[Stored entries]
◆ ◆ ◆

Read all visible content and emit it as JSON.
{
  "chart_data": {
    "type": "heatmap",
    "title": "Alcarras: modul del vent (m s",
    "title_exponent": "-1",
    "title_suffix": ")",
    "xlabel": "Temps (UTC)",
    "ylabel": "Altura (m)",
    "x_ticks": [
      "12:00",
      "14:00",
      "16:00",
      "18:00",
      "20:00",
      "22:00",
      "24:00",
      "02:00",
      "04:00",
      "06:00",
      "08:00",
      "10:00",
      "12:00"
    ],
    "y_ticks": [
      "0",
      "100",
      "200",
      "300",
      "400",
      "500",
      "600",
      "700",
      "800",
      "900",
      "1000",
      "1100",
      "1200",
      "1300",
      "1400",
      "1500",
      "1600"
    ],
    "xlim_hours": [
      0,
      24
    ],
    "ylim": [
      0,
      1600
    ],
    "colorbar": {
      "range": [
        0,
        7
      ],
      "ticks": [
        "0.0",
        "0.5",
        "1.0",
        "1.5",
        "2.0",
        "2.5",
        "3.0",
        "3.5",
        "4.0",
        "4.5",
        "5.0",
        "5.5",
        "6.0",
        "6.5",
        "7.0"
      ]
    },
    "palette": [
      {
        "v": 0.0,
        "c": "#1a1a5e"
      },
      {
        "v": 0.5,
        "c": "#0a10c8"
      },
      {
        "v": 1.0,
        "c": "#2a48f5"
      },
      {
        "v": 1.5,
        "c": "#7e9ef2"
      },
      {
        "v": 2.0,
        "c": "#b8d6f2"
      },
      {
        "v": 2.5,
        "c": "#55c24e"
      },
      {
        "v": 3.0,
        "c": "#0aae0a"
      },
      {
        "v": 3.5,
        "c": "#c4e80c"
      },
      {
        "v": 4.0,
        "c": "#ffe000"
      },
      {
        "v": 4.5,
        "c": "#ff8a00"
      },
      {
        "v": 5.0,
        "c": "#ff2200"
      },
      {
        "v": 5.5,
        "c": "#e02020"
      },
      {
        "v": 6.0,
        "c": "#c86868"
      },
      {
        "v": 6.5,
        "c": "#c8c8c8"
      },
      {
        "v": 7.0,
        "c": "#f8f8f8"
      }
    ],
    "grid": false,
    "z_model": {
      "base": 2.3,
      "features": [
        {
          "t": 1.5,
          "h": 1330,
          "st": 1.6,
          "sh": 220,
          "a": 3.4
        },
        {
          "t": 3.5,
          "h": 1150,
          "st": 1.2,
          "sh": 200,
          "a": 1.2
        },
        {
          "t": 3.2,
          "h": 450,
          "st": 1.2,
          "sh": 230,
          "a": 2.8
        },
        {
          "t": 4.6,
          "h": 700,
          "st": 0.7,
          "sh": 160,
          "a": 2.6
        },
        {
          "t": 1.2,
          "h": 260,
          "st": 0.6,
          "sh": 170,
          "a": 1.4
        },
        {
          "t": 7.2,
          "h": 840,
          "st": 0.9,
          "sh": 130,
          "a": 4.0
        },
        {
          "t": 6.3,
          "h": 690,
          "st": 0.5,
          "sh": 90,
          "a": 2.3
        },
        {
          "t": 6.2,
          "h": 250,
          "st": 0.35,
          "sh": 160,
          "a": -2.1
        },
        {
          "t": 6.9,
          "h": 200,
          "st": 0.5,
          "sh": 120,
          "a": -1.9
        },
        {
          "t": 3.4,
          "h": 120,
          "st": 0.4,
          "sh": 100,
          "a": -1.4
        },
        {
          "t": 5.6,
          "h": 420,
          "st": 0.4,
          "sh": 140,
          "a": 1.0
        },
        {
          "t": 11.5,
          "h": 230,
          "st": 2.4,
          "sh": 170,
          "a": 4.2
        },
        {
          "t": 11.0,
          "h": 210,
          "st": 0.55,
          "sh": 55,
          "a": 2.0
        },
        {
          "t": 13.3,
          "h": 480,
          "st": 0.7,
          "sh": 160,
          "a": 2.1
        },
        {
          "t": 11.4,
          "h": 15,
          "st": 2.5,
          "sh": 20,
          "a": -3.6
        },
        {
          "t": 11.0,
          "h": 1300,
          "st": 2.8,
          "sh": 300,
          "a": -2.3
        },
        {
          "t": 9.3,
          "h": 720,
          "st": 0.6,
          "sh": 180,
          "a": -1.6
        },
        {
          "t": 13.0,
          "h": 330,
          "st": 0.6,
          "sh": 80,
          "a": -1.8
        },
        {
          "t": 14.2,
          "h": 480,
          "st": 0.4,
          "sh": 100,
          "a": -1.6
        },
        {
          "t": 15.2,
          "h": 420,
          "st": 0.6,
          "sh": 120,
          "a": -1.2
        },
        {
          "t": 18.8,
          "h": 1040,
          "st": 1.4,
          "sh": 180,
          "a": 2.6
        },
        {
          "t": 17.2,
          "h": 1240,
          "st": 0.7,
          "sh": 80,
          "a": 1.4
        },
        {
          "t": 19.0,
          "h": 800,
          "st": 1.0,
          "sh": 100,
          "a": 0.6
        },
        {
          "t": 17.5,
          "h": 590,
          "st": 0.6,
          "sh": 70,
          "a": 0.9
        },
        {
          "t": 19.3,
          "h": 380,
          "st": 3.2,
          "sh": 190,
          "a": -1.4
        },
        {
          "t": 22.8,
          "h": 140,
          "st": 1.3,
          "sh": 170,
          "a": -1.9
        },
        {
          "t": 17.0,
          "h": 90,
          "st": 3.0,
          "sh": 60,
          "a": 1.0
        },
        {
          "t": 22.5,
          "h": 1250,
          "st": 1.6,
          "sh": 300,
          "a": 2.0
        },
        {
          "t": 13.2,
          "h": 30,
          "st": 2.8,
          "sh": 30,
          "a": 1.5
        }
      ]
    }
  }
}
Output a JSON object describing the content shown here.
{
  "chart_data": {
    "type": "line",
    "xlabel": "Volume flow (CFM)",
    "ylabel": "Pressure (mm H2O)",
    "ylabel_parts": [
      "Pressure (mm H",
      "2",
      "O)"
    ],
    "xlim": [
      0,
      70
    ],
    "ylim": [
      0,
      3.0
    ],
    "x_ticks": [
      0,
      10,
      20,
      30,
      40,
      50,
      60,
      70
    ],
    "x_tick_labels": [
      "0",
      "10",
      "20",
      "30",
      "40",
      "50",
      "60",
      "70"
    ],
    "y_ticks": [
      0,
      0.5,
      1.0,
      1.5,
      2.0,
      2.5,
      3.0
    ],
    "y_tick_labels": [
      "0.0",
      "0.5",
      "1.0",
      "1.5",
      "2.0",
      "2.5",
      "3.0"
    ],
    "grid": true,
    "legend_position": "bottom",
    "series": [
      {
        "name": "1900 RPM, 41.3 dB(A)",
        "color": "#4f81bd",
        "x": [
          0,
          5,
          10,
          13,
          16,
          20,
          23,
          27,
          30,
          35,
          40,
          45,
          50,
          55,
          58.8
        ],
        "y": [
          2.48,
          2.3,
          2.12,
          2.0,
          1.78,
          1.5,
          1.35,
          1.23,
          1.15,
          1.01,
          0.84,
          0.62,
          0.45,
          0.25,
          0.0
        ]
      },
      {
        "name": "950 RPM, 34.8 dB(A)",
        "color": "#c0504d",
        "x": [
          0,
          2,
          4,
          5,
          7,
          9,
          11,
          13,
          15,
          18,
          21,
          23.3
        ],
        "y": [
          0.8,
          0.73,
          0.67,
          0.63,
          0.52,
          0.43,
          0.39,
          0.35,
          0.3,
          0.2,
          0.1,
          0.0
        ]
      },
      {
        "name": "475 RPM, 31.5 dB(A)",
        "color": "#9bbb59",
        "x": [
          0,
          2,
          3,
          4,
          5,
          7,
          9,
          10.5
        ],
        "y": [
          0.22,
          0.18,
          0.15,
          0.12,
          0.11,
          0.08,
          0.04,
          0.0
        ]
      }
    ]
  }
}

◆ ◆ ◆

Directions for this task: Report the number of lines of the listing above that hold the string "content", with no other text.

Result of the exercise: 2